### Aim of the exercise:
List all lines in the material below that contain "Refinery".

****************

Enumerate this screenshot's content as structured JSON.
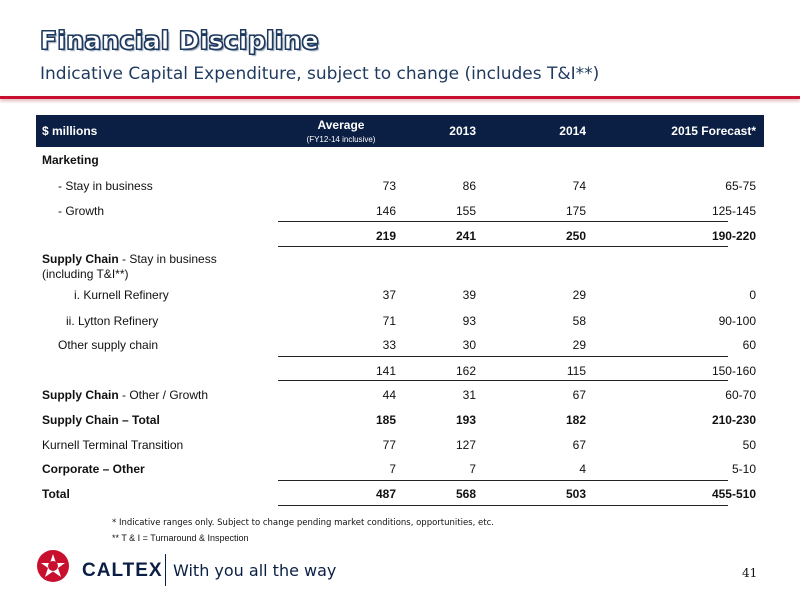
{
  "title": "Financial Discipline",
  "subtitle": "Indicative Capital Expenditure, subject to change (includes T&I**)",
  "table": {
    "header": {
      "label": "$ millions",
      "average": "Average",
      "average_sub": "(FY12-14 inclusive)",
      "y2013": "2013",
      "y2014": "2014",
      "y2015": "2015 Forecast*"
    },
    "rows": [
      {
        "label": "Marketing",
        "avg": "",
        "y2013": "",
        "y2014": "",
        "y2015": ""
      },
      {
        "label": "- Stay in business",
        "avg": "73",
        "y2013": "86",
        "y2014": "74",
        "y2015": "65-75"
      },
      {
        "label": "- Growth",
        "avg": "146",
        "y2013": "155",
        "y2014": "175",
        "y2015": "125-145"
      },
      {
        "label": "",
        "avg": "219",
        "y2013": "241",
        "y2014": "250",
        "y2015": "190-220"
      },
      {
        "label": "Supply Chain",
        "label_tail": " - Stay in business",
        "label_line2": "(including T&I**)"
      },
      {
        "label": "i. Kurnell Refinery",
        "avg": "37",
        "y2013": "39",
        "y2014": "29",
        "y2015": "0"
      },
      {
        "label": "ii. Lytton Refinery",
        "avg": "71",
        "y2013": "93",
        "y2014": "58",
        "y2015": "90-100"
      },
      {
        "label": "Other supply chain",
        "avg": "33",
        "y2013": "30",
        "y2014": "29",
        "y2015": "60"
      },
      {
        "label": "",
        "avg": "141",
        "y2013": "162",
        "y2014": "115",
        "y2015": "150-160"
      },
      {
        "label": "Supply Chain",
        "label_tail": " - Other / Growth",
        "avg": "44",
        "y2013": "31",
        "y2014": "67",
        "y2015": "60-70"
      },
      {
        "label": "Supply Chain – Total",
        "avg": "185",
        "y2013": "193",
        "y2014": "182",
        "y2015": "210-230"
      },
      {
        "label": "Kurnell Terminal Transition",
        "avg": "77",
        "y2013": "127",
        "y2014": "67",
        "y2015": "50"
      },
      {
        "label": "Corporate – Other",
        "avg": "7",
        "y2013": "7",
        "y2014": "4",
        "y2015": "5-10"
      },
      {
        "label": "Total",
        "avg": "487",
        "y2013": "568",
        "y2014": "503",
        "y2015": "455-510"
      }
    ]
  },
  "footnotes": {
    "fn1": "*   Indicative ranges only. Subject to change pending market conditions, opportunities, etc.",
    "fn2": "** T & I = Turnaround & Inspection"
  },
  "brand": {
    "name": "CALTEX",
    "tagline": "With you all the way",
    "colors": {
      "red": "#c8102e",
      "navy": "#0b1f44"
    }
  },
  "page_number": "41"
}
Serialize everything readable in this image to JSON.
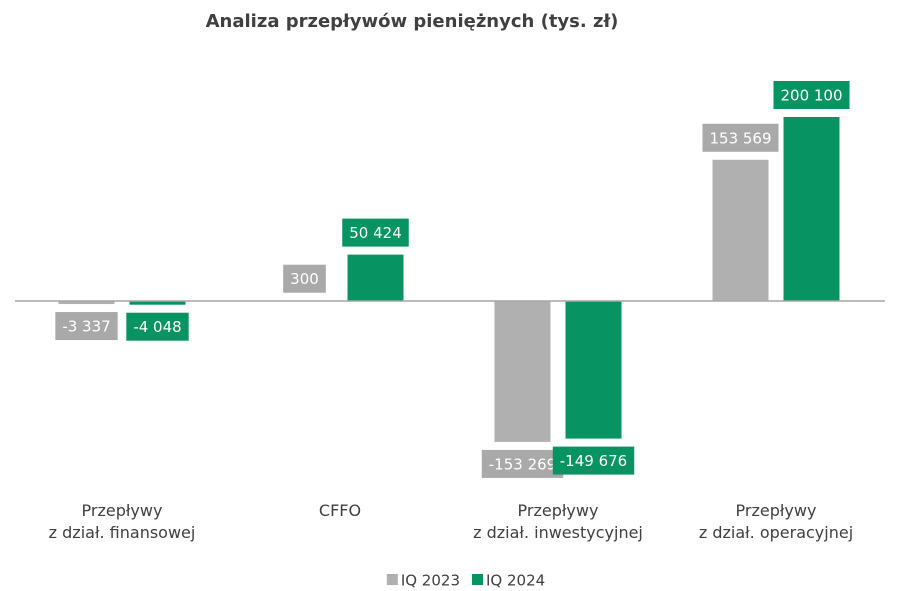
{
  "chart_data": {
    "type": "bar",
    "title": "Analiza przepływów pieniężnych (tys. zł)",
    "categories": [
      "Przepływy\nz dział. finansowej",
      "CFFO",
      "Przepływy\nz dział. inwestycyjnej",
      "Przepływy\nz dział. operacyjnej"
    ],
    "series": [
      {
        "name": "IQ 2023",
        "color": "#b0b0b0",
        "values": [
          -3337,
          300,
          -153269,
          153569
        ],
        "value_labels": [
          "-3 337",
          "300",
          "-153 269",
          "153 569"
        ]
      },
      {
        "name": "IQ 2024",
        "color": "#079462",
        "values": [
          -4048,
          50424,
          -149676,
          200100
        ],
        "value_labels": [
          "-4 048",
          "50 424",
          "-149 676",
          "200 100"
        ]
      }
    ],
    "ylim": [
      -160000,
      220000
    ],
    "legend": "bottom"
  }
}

****************

### Written solution:
        "label": "i. Kurnell Refinery",
        "label": "ii. Lytton Refinery",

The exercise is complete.